- SOURCE RECORDS
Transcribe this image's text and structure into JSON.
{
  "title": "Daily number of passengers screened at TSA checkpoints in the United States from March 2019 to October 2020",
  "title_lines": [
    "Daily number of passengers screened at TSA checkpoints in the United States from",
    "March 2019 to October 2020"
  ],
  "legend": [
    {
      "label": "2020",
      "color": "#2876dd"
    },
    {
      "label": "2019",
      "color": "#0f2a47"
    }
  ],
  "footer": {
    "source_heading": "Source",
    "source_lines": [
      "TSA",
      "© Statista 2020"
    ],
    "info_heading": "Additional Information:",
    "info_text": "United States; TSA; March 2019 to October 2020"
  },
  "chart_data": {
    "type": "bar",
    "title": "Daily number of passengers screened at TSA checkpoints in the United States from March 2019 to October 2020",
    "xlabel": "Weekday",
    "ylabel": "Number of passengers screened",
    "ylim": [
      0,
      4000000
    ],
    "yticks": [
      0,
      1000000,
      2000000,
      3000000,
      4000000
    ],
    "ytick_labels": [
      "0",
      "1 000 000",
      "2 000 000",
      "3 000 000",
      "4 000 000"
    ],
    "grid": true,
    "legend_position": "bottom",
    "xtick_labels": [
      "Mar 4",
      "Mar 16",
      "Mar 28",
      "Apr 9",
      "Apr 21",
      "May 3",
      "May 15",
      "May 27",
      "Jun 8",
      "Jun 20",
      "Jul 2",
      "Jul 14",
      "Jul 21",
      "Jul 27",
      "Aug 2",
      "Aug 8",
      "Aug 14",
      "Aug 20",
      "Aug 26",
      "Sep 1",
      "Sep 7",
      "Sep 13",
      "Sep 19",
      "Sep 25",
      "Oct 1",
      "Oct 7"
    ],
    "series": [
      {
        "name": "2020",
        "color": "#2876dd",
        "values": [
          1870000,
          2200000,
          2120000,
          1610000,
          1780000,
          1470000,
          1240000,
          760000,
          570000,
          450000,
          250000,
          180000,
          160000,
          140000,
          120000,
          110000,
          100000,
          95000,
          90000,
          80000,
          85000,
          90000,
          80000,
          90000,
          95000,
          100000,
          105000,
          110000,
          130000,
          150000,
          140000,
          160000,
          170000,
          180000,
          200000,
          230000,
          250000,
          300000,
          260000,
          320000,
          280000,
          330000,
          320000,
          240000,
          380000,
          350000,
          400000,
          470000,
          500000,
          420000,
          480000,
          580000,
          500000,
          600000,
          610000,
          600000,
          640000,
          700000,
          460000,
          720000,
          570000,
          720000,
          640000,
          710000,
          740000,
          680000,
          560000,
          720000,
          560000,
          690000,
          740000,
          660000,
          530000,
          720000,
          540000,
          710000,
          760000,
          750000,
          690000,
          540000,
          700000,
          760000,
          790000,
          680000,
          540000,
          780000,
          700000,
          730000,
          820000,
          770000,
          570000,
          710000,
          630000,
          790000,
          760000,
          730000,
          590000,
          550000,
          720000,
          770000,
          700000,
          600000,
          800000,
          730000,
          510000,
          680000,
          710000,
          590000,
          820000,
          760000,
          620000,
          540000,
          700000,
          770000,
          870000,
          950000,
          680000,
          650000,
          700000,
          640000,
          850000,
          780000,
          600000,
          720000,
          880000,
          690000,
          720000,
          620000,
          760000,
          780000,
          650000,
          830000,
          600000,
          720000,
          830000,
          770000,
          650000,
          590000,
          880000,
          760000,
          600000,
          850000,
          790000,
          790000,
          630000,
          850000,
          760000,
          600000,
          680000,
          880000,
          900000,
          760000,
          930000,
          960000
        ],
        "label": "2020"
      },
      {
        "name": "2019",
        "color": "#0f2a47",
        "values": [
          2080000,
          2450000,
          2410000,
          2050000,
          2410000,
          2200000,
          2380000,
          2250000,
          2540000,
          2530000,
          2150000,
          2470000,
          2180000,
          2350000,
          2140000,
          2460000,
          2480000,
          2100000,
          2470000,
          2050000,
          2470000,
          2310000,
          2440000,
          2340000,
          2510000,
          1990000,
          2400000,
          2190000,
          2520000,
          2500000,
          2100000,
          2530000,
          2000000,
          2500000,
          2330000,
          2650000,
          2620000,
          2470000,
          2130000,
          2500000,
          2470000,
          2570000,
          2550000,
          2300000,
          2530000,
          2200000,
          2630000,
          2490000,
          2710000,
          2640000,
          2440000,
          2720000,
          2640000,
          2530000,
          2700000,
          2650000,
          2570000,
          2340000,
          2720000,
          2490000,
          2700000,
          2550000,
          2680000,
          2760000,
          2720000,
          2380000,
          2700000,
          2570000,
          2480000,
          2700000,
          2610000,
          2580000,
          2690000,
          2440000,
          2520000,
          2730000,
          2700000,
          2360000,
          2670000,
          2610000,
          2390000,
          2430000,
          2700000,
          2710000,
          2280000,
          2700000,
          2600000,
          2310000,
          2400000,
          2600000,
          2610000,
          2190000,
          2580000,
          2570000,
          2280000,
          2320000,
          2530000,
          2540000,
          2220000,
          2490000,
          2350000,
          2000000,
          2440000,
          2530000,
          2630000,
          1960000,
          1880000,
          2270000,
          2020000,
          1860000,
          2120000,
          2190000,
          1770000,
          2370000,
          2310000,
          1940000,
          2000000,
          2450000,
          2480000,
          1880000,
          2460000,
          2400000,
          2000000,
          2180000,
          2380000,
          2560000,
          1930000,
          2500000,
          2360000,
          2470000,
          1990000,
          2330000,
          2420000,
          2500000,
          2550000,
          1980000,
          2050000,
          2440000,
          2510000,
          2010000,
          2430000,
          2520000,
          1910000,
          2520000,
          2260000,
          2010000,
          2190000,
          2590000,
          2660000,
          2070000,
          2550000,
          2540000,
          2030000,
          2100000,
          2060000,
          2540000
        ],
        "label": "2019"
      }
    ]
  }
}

- STATED EXERCISE
Write the data back out verbatim.

- EXERCISE SOLUTION
Transcribe this image's text and structure into JSON.
{
  "title": "Daily number of passengers screened at TSA checkpoints in the United States from March 2019 to October 2020",
  "title_lines": [
    "Daily number of passengers screened at TSA checkpoints in the United States from",
    "March 2019 to October 2020"
  ],
  "legend": [
    {
      "label": "2020",
      "color": "#2876dd"
    },
    {
      "label": "2019",
      "color": "#0f2a47"
    }
  ],
  "footer": {
    "source_heading": "Source",
    "source_lines": [
      "TSA",
      "© Statista 2020"
    ],
    "info_heading": "Additional Information:",
    "info_text": "United States; TSA; March 2019 to October 2020"
  },
  "chart_data": {
    "type": "bar",
    "title": "Daily number of passengers screened at TSA checkpoints in the United States from March 2019 to October 2020",
    "xlabel": "Weekday",
    "ylabel": "Number of passengers screened",
    "ylim": [
      0,
      4000000
    ],
    "yticks": [
      0,
      1000000,
      2000000,
      3000000,
      4000000
    ],
    "ytick_labels": [
      "0",
      "1 000 000",
      "2 000 000",
      "3 000 000",
      "4 000 000"
    ],
    "grid": true,
    "legend_position": "bottom",
    "xtick_labels": [
      "Mar 4",
      "Mar 16",
      "Mar 28",
      "Apr 9",
      "Apr 21",
      "May 3",
      "May 15",
      "May 27",
      "Jun 8",
      "Jun 20",
      "Jul 2",
      "Jul 14",
      "Jul 21",
      "Jul 27",
      "Aug 2",
      "Aug 8",
      "Aug 14",
      "Aug 20",
      "Aug 26",
      "Sep 1",
      "Sep 7",
      "Sep 13",
      "Sep 19",
      "Sep 25",
      "Oct 1",
      "Oct 7"
    ],
    "series": [
      {
        "name": "2020",
        "color": "#2876dd",
        "values": [
          1870000,
          2200000,
          2120000,
          1610000,
          1780000,
          1470000,
          1240000,
          760000,
          570000,
          450000,
          250000,
          180000,
          160000,
          140000,
          120000,
          110000,
          100000,
          95000,
          90000,
          80000,
          85000,
          90000,
          80000,
          90000,
          95000,
          100000,
          105000,
          110000,
          130000,
          150000,
          140000,
          160000,
          170000,
          180000,
          200000,
          230000,
          250000,
          300000,
          260000,
          320000,
          280000,
          330000,
          320000,
          240000,
          380000,
          350000,
          400000,
          470000,
          500000,
          420000,
          480000,
          580000,
          500000,
          600000,
          610000,
          600000,
          640000,
          700000,
          460000,
          720000,
          570000,
          720000,
          640000,
          710000,
          740000,
          680000,
          560000,
          720000,
          560000,
          690000,
          740000,
          660000,
          530000,
          720000,
          540000,
          710000,
          760000,
          750000,
          690000,
          540000,
          700000,
          760000,
          790000,
          680000,
          540000,
          780000,
          700000,
          730000,
          820000,
          770000,
          570000,
          710000,
          630000,
          790000,
          760000,
          730000,
          590000,
          550000,
          720000,
          770000,
          700000,
          600000,
          800000,
          730000,
          510000,
          680000,
          710000,
          590000,
          820000,
          760000,
          620000,
          540000,
          700000,
          770000,
          870000,
          950000,
          680000,
          650000,
          700000,
          640000,
          850000,
          780000,
          600000,
          720000,
          880000,
          690000,
          720000,
          620000,
          760000,
          780000,
          650000,
          830000,
          600000,
          720000,
          830000,
          770000,
          650000,
          590000,
          880000,
          760000,
          600000,
          850000,
          790000,
          790000,
          630000,
          850000,
          760000,
          600000,
          680000,
          880000,
          900000,
          760000,
          930000,
          960000
        ],
        "label": "2020"
      },
      {
        "name": "2019",
        "color": "#0f2a47",
        "values": [
          2080000,
          2450000,
          2410000,
          2050000,
          2410000,
          2200000,
          2380000,
          2250000,
          2540000,
          2530000,
          2150000,
          2470000,
          2180000,
          2350000,
          2140000,
          2460000,
          2480000,
          2100000,
          2470000,
          2050000,
          2470000,
          2310000,
          2440000,
          2340000,
          2510000,
          1990000,
          2400000,
          2190000,
          2520000,
          2500000,
          2100000,
          2530000,
          2000000,
          2500000,
          2330000,
          2650000,
          2620000,
          2470000,
          2130000,
          2500000,
          2470000,
          2570000,
          2550000,
          2300000,
          2530000,
          2200000,
          2630000,
          2490000,
          2710000,
          2640000,
          2440000,
          2720000,
          2640000,
          2530000,
          2700000,
          2650000,
          2570000,
          2340000,
          2720000,
          2490000,
          2700000,
          2550000,
          2680000,
          2760000,
          2720000,
          2380000,
          2700000,
          2570000,
          2480000,
          2700000,
          2610000,
          2580000,
          2690000,
          2440000,
          2520000,
          2730000,
          2700000,
          2360000,
          2670000,
          2610000,
          2390000,
          2430000,
          2700000,
          2710000,
          2280000,
          2700000,
          2600000,
          2310000,
          2400000,
          2600000,
          2610000,
          2190000,
          2580000,
          2570000,
          2280000,
          2320000,
          2530000,
          2540000,
          2220000,
          2490000,
          2350000,
          2000000,
          2440000,
          2530000,
          2630000,
          1960000,
          1880000,
          2270000,
          2020000,
          1860000,
          2120000,
          2190000,
          1770000,
          2370000,
          2310000,
          1940000,
          2000000,
          2450000,
          2480000,
          1880000,
          2460000,
          2400000,
          2000000,
          2180000,
          2380000,
          2560000,
          1930000,
          2500000,
          2360000,
          2470000,
          1990000,
          2330000,
          2420000,
          2500000,
          2550000,
          1980000,
          2050000,
          2440000,
          2510000,
          2010000,
          2430000,
          2520000,
          1910000,
          2520000,
          2260000,
          2010000,
          2190000,
          2590000,
          2660000,
          2070000,
          2550000,
          2540000,
          2030000,
          2100000,
          2060000,
          2540000
        ],
        "label": "2019"
      }
    ]
  }
}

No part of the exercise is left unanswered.